▶ **Documento**
________________

# Falla de patineta electrónica no arranca, aparece luz roja parpadeando



## Paranez (Ene 13, 2021)

Hola a todos, tengo una patineta electrónica, la falla que presenta es cuando lo enciendo prende una luz roja parpadeando flash de dos veces, cuando presiono donde va los pies e inclino la patineta emite un pitido constante, he revisado tensiones en los reguladores 78M05 y el que regula 3,3v y estan bien, leyendo por ahí en algun lugar de google indica que cuando ese flash es dos veces es porque en la salida de los operacionales sale 1.8v cuando devería salir 3.3V en reposo, entonces medí las tensiones en los operacionales y tiene 1.9v , que estaría mal? Los operacionales o las tensiones a comparar? Alguna referencia de las tensiones que devería marcar?  Algun diagrama, que podría estar fallando.


----------



## capitanp (Ene 13, 2021)

Creo que yo hice un hilo donde explico que tipo de error significan los pitidos y parpadeos


----------



## Paranez (Ene 13, 2021)

capitanp dijo:


> Creo que yo hice un hilo donde explico que tipo de error significan los pitidos y parpadeos


 Pasame el link, para que revise


----------



## capitanp (Ene 13, 2021)

Paranez dijo:


> Pasame el link, para que revise


estoy buscando, segura esta  en el foro

	Mensaje automáticamente combinado: Ene 13, 2021

Aca esta, tenes bastante info y la reparación del problema que le encontré






						Reparacion de HoverBoard Patinete Electrico
					

Buenas hoy me he abocado a la reparación de un patinete eléctrico el cual daba el codigo de error con 4 flashes de led rojo, según el manual reemplazar el motor derecho (5 flashes para el izquierdo, manual más abajo)   Antes que nada revisar los sensores del motor me encontre con 8 cables por...




					www.forosdeelectronica.com


----------



## Paranez (Ene 13, 2021)

capitanp dijo:


> estoy buscando, segura esta  en el foro
> 
> Mensaje automáticamente combinado: Ene 13, 2021
> 
> ...


Leeré y comento.

	Mensaje automáticamente combinado: Ene 13, 2021

Ya leí*. *Cuando dice "el lado largo de las corriente cerca del cable azul"  *¿A* qué se refiere*?*


----------

________________

▶ **Material proporcionado**
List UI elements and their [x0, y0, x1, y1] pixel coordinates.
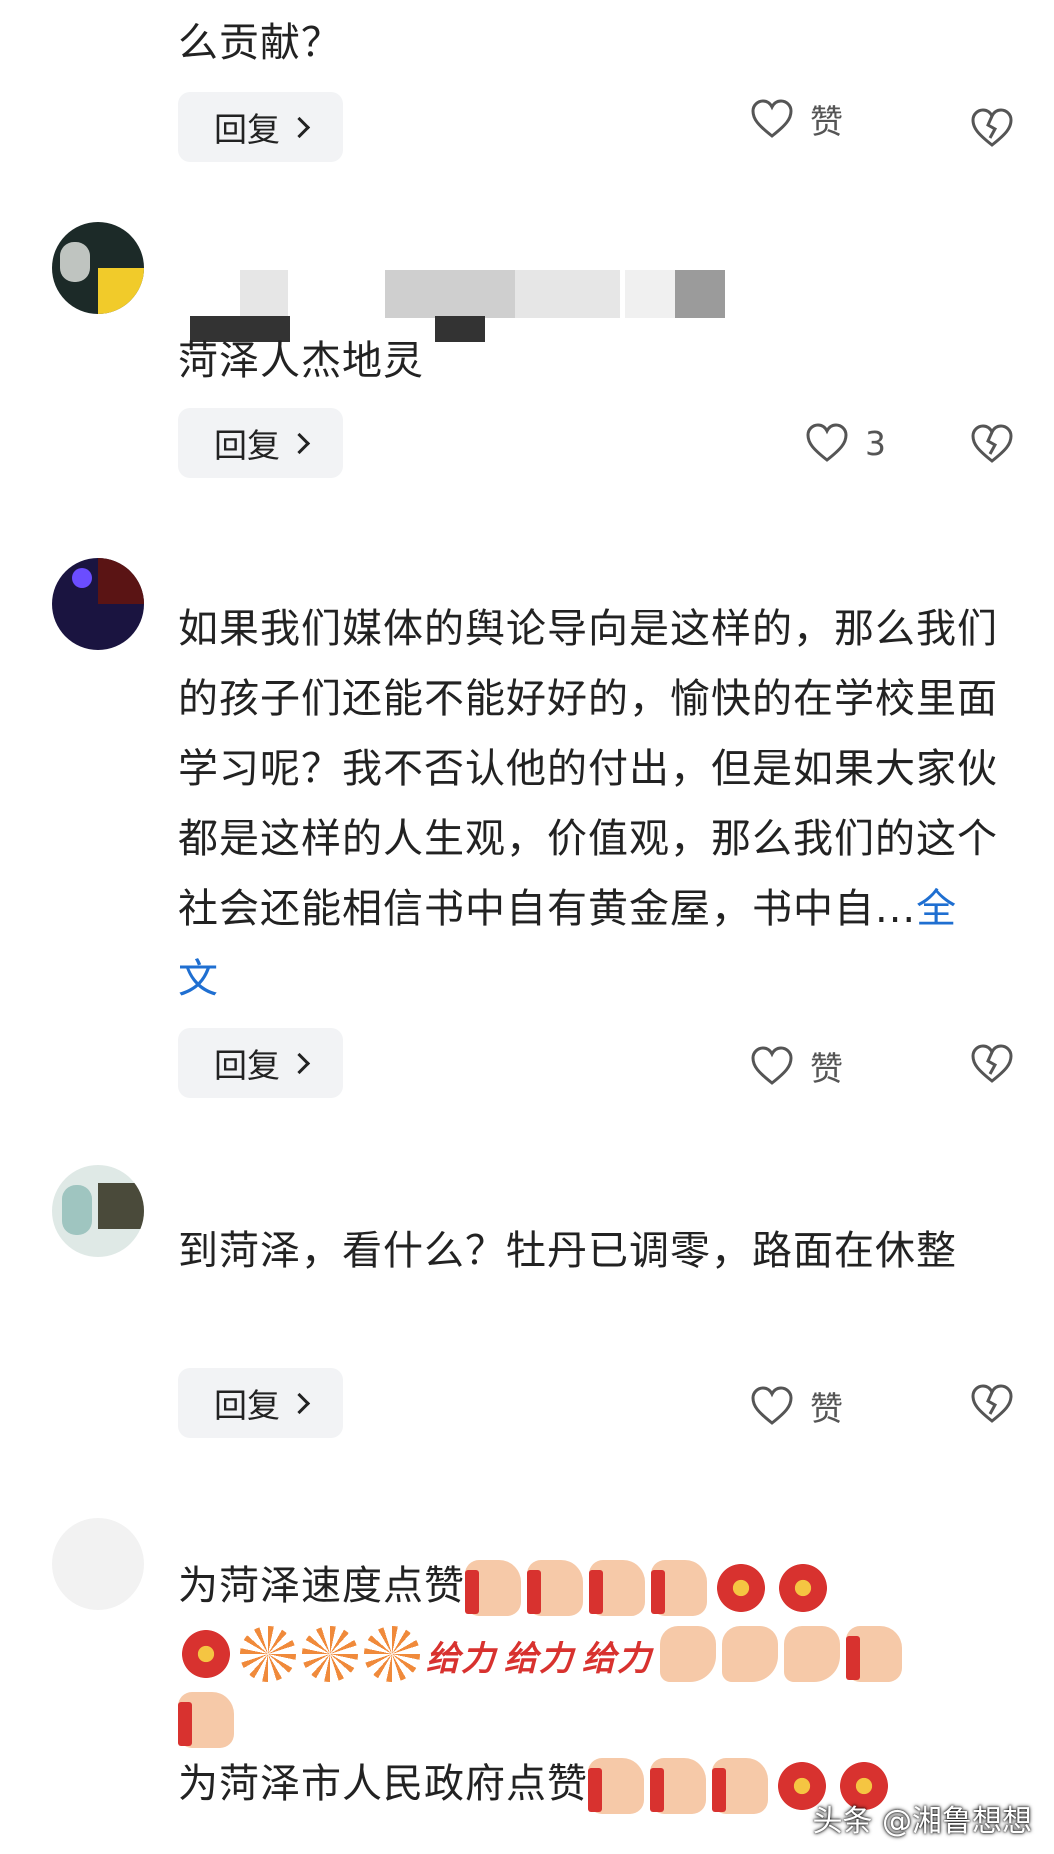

________________

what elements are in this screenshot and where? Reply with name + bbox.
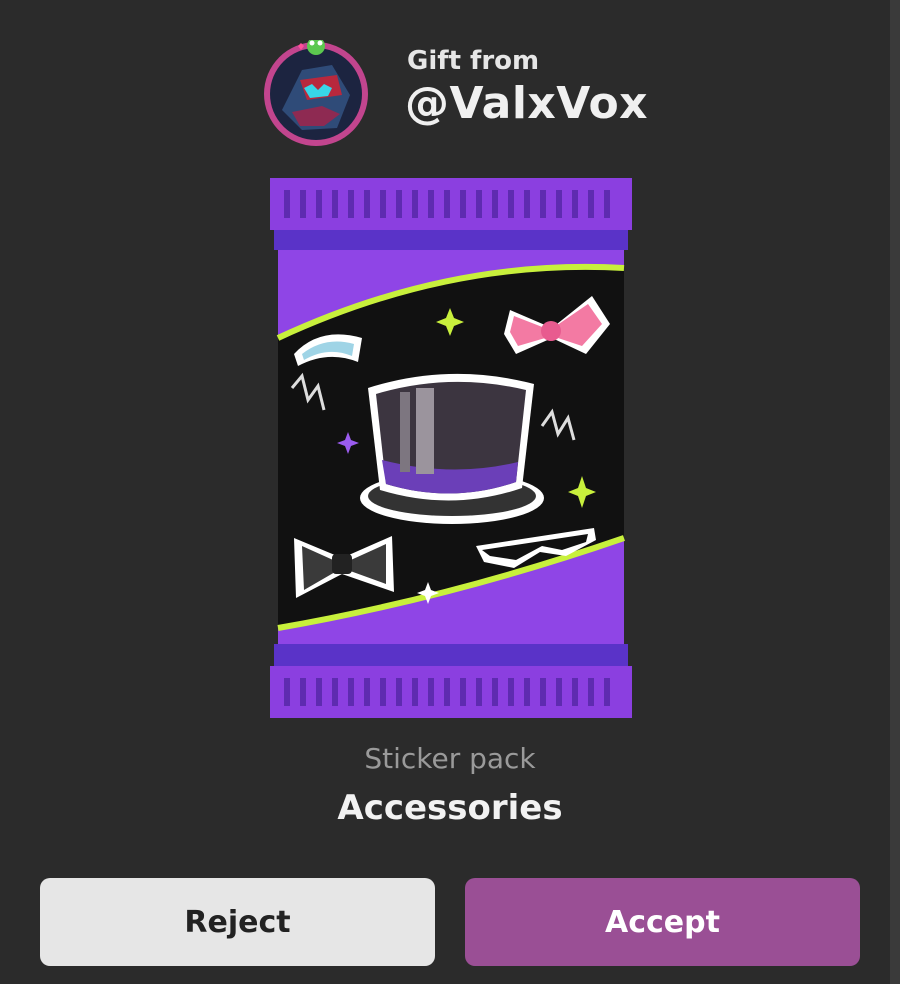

________________

▶ **Consigna**
Traduce al inglés, por favor, esta oración del hilo sobre la patineta electrónica: «Creo que yo hice un hilo donde explico que tipo de error significan los pitidos y parpadeos». El listado procede de otra fuente.

▶ **Respuesta**
I think I made a thread where I explain what type of error the beeps and flashes mean.